* [DIRECTION]:
Write out each record again exactly as it stands.
[START OF PROVIDED RECORDS]
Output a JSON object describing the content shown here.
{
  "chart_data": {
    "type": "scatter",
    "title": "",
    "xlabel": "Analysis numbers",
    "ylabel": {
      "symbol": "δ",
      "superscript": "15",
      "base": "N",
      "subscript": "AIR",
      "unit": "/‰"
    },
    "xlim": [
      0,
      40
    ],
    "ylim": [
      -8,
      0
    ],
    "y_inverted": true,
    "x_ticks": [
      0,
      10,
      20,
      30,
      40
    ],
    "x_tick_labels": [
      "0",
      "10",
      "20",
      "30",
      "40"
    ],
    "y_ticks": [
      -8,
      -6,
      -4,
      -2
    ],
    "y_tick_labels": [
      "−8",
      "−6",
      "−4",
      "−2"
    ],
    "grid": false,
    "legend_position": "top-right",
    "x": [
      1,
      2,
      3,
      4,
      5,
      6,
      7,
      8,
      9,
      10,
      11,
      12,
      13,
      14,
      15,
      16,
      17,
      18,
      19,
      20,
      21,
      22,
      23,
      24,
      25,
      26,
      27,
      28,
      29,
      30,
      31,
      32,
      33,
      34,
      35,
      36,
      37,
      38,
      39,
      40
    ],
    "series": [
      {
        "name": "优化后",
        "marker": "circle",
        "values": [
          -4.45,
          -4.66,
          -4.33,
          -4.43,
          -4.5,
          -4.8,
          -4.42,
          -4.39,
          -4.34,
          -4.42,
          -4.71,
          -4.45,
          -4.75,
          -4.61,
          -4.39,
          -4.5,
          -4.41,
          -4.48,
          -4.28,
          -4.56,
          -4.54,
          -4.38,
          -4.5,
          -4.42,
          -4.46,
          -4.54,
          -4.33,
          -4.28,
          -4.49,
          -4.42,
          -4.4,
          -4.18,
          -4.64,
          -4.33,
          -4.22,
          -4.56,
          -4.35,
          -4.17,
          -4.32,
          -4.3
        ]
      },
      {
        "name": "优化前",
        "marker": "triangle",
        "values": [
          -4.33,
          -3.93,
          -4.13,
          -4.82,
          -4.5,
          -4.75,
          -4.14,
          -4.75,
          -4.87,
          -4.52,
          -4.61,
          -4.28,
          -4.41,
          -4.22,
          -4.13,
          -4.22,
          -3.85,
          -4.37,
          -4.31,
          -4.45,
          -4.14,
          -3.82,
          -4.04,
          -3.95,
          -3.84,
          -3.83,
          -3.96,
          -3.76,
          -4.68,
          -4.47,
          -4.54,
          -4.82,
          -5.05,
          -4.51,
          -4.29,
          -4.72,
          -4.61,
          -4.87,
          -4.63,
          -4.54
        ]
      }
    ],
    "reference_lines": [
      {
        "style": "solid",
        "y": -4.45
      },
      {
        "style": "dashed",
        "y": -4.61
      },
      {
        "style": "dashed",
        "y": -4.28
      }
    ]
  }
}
[END OF PROVIDED RECORDS]
* [ANSWER FOR THE TASK]:
Output a JSON object describing the content shown here.
{
  "chart_data": {
    "type": "scatter",
    "title": "",
    "xlabel": "Analysis numbers",
    "ylabel": {
      "symbol": "δ",
      "superscript": "15",
      "base": "N",
      "subscript": "AIR",
      "unit": "/‰"
    },
    "xlim": [
      0,
      40
    ],
    "ylim": [
      -8,
      0
    ],
    "y_inverted": true,
    "x_ticks": [
      0,
      10,
      20,
      30,
      40
    ],
    "x_tick_labels": [
      "0",
      "10",
      "20",
      "30",
      "40"
    ],
    "y_ticks": [
      -8,
      -6,
      -4,
      -2
    ],
    "y_tick_labels": [
      "−8",
      "−6",
      "−4",
      "−2"
    ],
    "grid": false,
    "legend_position": "top-right",
    "x": [
      1,
      2,
      3,
      4,
      5,
      6,
      7,
      8,
      9,
      10,
      11,
      12,
      13,
      14,
      15,
      16,
      17,
      18,
      19,
      20,
      21,
      22,
      23,
      24,
      25,
      26,
      27,
      28,
      29,
      30,
      31,
      32,
      33,
      34,
      35,
      36,
      37,
      38,
      39,
      40
    ],
    "series": [
      {
        "name": "优化后",
        "marker": "circle",
        "values": [
          -4.45,
          -4.66,
          -4.33,
          -4.43,
          -4.5,
          -4.8,
          -4.42,
          -4.39,
          -4.34,
          -4.42,
          -4.71,
          -4.45,
          -4.75,
          -4.61,
          -4.39,
          -4.5,
          -4.41,
          -4.48,
          -4.28,
          -4.56,
          -4.54,
          -4.38,
          -4.5,
          -4.42,
          -4.46,
          -4.54,
          -4.33,
          -4.28,
          -4.49,
          -4.42,
          -4.4,
          -4.18,
          -4.64,
          -4.33,
          -4.22,
          -4.56,
          -4.35,
          -4.17,
          -4.32,
          -4.3
        ]
      },
      {
        "name": "优化前",
        "marker": "triangle",
        "values": [
          -4.33,
          -3.93,
          -4.13,
          -4.82,
          -4.5,
          -4.75,
          -4.14,
          -4.75,
          -4.87,
          -4.52,
          -4.61,
          -4.28,
          -4.41,
          -4.22,
          -4.13,
          -4.22,
          -3.85,
          -4.37,
          -4.31,
          -4.45,
          -4.14,
          -3.82,
          -4.04,
          -3.95,
          -3.84,
          -3.83,
          -3.96,
          -3.76,
          -4.68,
          -4.47,
          -4.54,
          -4.82,
          -5.05,
          -4.51,
          -4.29,
          -4.72,
          -4.61,
          -4.87,
          -4.63,
          -4.54
        ]
      }
    ],
    "reference_lines": [
      {
        "style": "solid",
        "y": -4.45
      },
      {
        "style": "dashed",
        "y": -4.61
      },
      {
        "style": "dashed",
        "y": -4.28
      }
    ]
  }
}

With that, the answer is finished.